### Aim of the exercise
Find the line containing "OCR this image." in the listing below; reproduce it and every line after, exactly. Skip pictures.

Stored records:
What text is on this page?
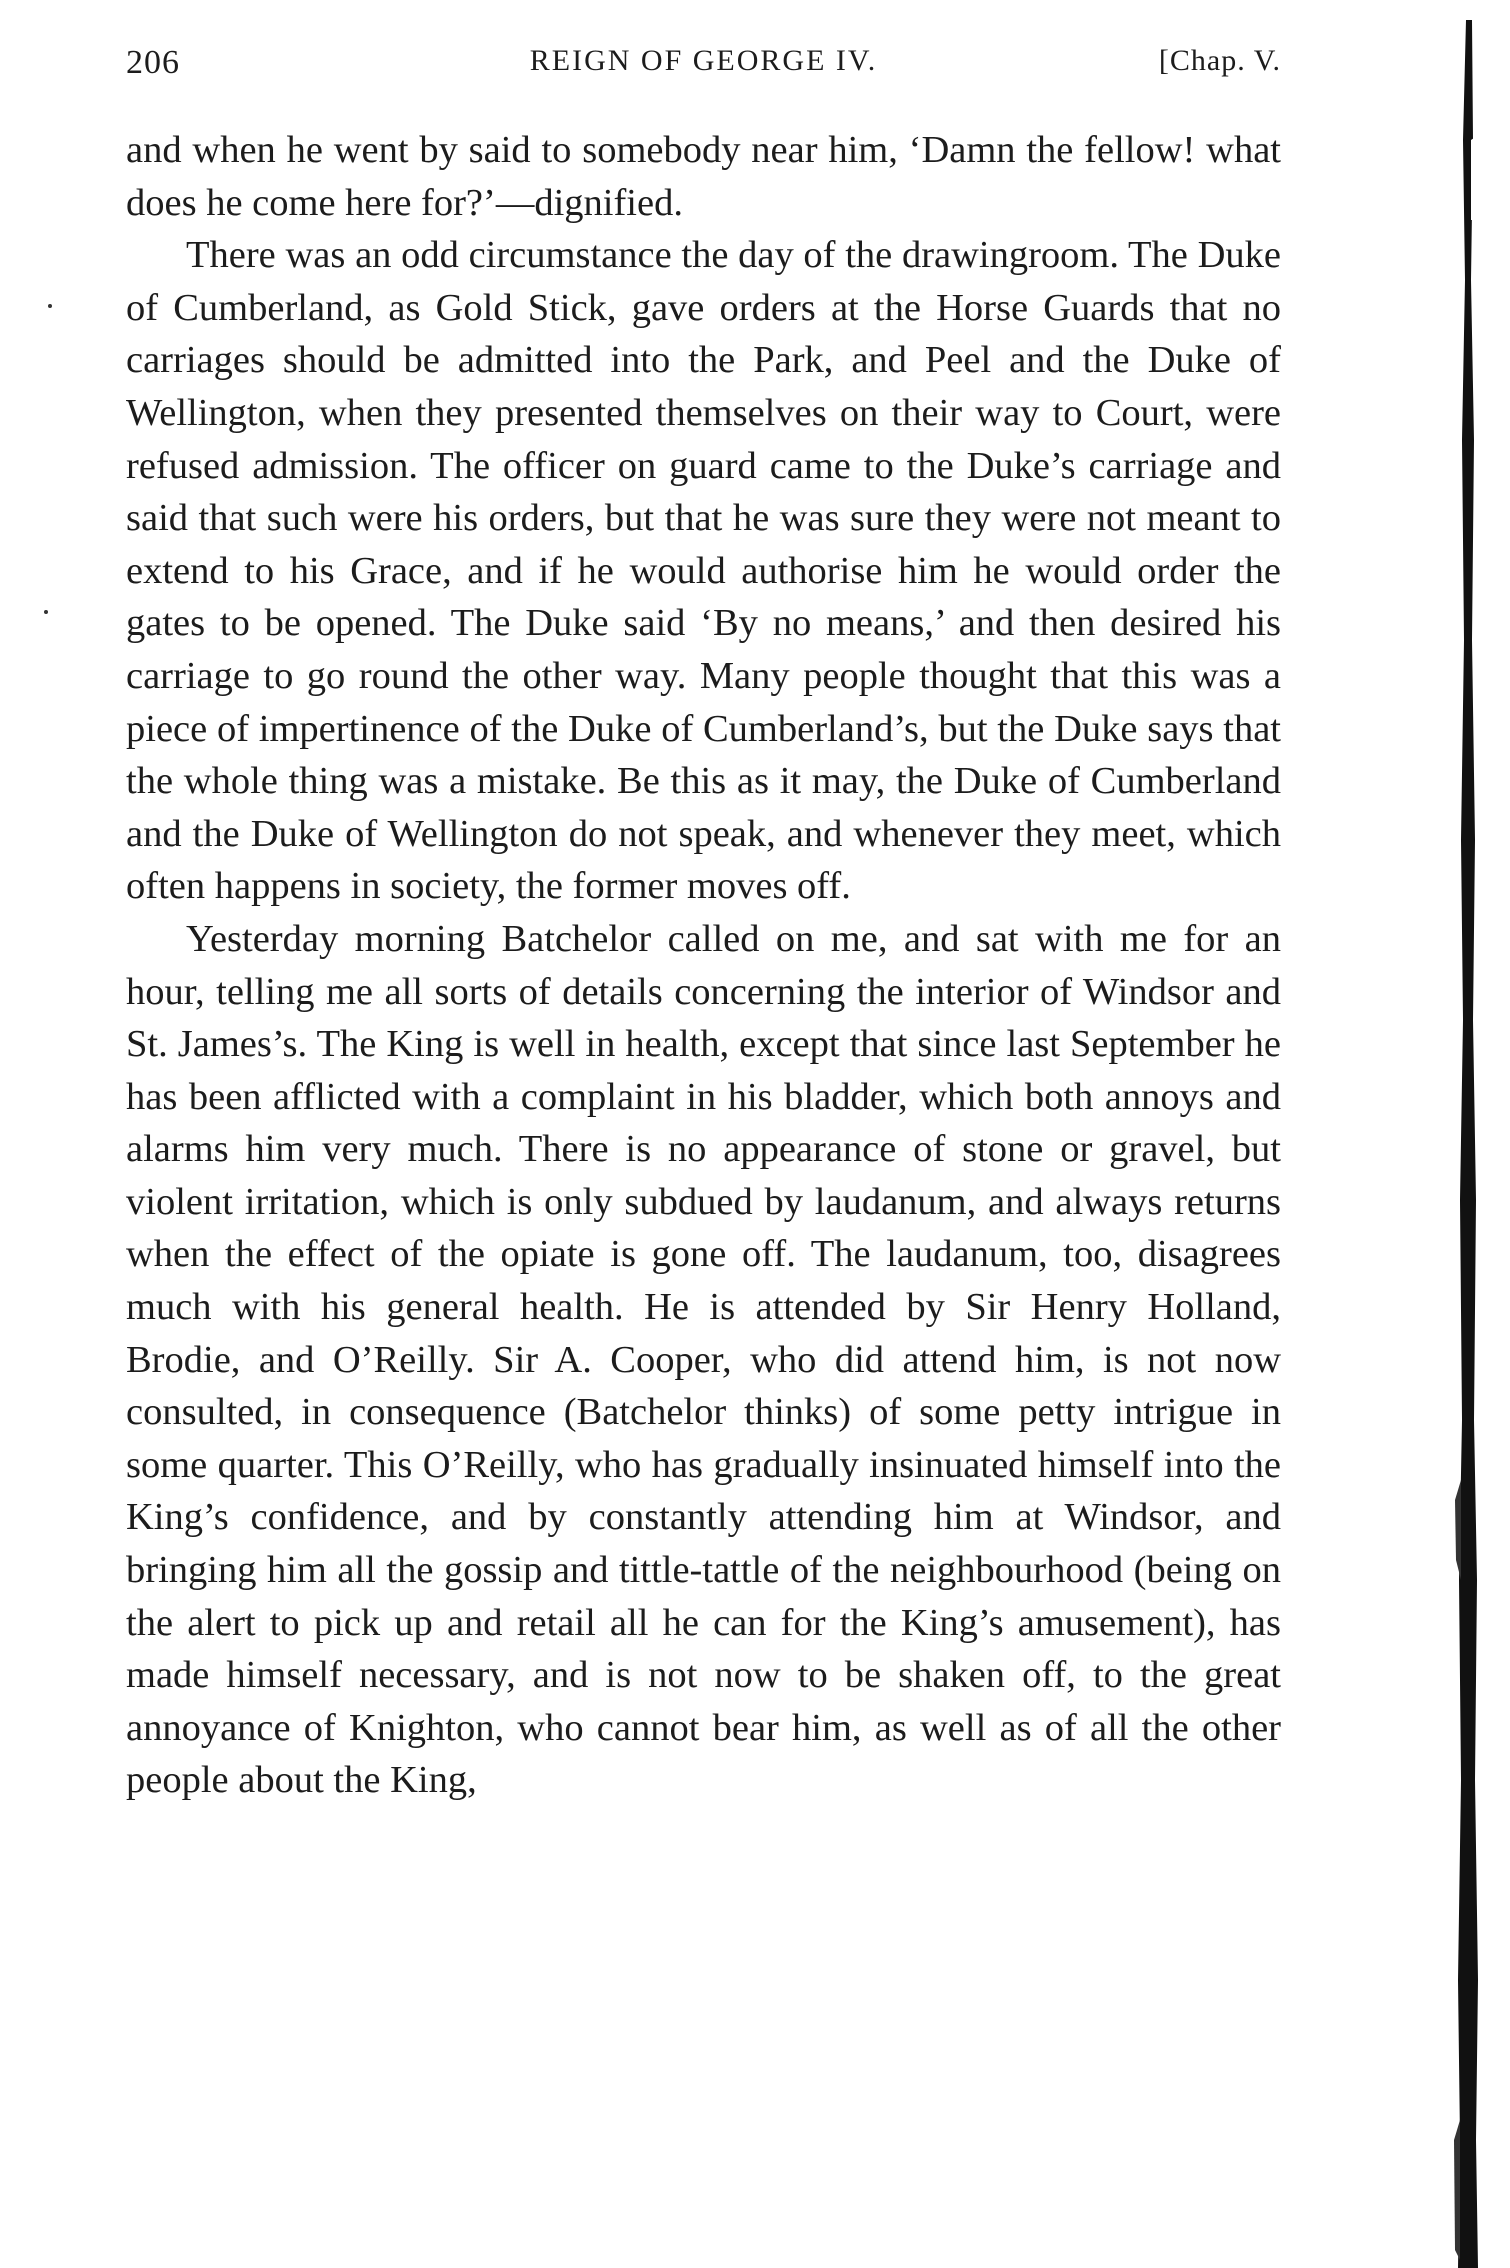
206	REIGN OF GEORGE IV.	[Chap. V.

and when he went by said to somebody near him, ‘Damn the fellow! what does he come here for?’—dignified.

There was an odd circumstance the day of the drawingroom. The Duke of Cumberland, as Gold Stick, gave orders at the Horse Guards that no carriages should be admitted into the Park, and Peel and the Duke of Wellington, when they presented themselves on their way to Court, were refused admission. The officer on guard came to the Duke’s carriage and said that such were his orders, but that he was sure they were not meant to extend to his Grace, and if he would authorise him he would order the gates to be opened. The Duke said ‘By no means,’ and then desired his carriage to go round the other way. Many people thought that this was a piece of impertinence of the Duke of Cumberland’s, but the Duke says that the whole thing was a mistake. Be this as it may, the Duke of Cumberland and the Duke of Wellington do not speak, and whenever they meet, which often happens in society, the former moves off.

Yesterday morning Batchelor called on me, and sat with me for an hour, telling me all sorts of details concerning the interior of Windsor and St. James’s. The King is well in health, except that since last September he has been afflicted with a complaint in his bladder, which both annoys and alarms him very much. There is no appearance of stone or gravel, but violent irritation, which is only subdued by laudanum, and always returns when the effect of the opiate is gone off. The laudanum, too, disagrees much with his general health. He is attended by Sir Henry Holland, Brodie, and O’Reilly. Sir A. Cooper, who did attend him, is not now consulted, in consequence (Batchelor thinks) of some petty intrigue in some quarter. This O’Reilly, who has gradually insinuated himself into the King’s confidence, and by constantly attending him at Windsor, and bringing him all the gossip and tittle-tattle of the neighbourhood (being on the alert to pick up and retail all he can for the King’s amusement), has made himself necessary, and is not now to be shaken off, to the great annoyance of Knighton, who cannot bear him, as well as of all the other people about the King,
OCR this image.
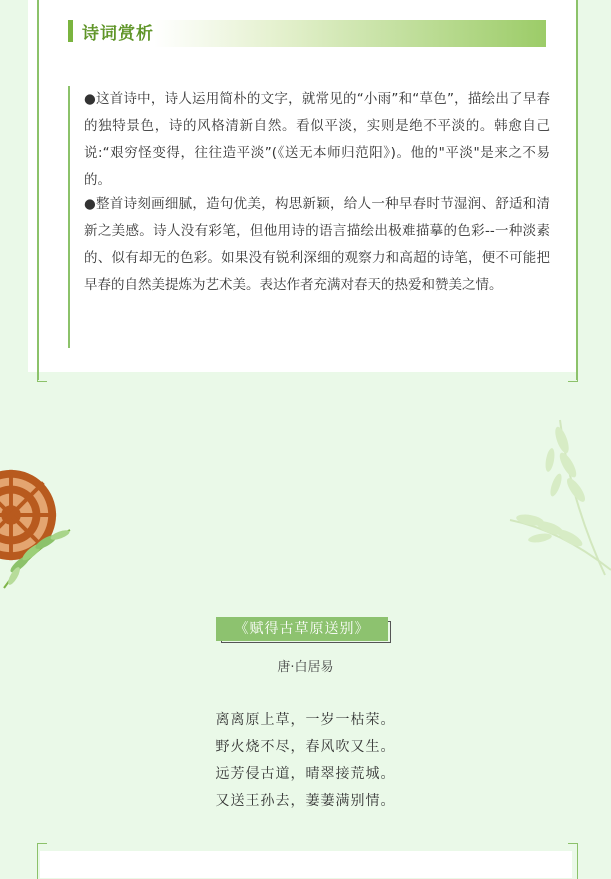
诗词赏析

●这首诗中，诗人运用简朴的文字，就常见的“小雨”和“草色”，描绘出了早春的独特景色，诗的风格清新自然。看似平淡，实则是绝不平淡的。韩愈自己说:“艰穷怪变得，往往造平淡”(《送无本师归范阳》)。他的"平淡"是来之不易的。

●整首诗刻画细腻，造句优美，构思新颖，给人一种早春时节湿润、舒适和清新之美感。诗人没有彩笔，但他用诗的语言描绘出极难描摹的色彩--一种淡素的、似有却无的色彩。如果没有锐利深细的观察力和高超的诗笔，便不可能把早春的自然美提炼为艺术美。表达作者充满对春天的热爱和赞美之情。

《赋得古草原送别》
唐·白居易
离离原上草，一岁一枯荣。
野火烧不尽，春风吹又生。
远芳侵古道，晴翠接荒城。
又送王孙去，萋萋满别情。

### Expected output
OCR this image.
诗词赏析

●这首诗中，诗人运用简朴的文字，就常见的“小雨”和“草色”，描绘出了早春的独特景色，诗的风格清新自然。看似平淡，实则是绝不平淡的。韩愈自己说:“艰穷怪变得，往往造平淡”(《送无本师归范阳》)。他的"平淡"是来之不易的。

●整首诗刻画细腻，造句优美，构思新颖，给人一种早春时节湿润、舒适和清新之美感。诗人没有彩笔，但他用诗的语言描绘出极难描摹的色彩--一种淡素的、似有却无的色彩。如果没有锐利深细的观察力和高超的诗笔，便不可能把早春的自然美提炼为艺术美。表达作者充满对春天的热爱和赞美之情。

《赋得古草原送别》
唐·白居易
离离原上草，一岁一枯荣。
野火烧不尽，春风吹又生。
远芳侵古道，晴翠接荒城。
又送王孙去，萋萋满别情。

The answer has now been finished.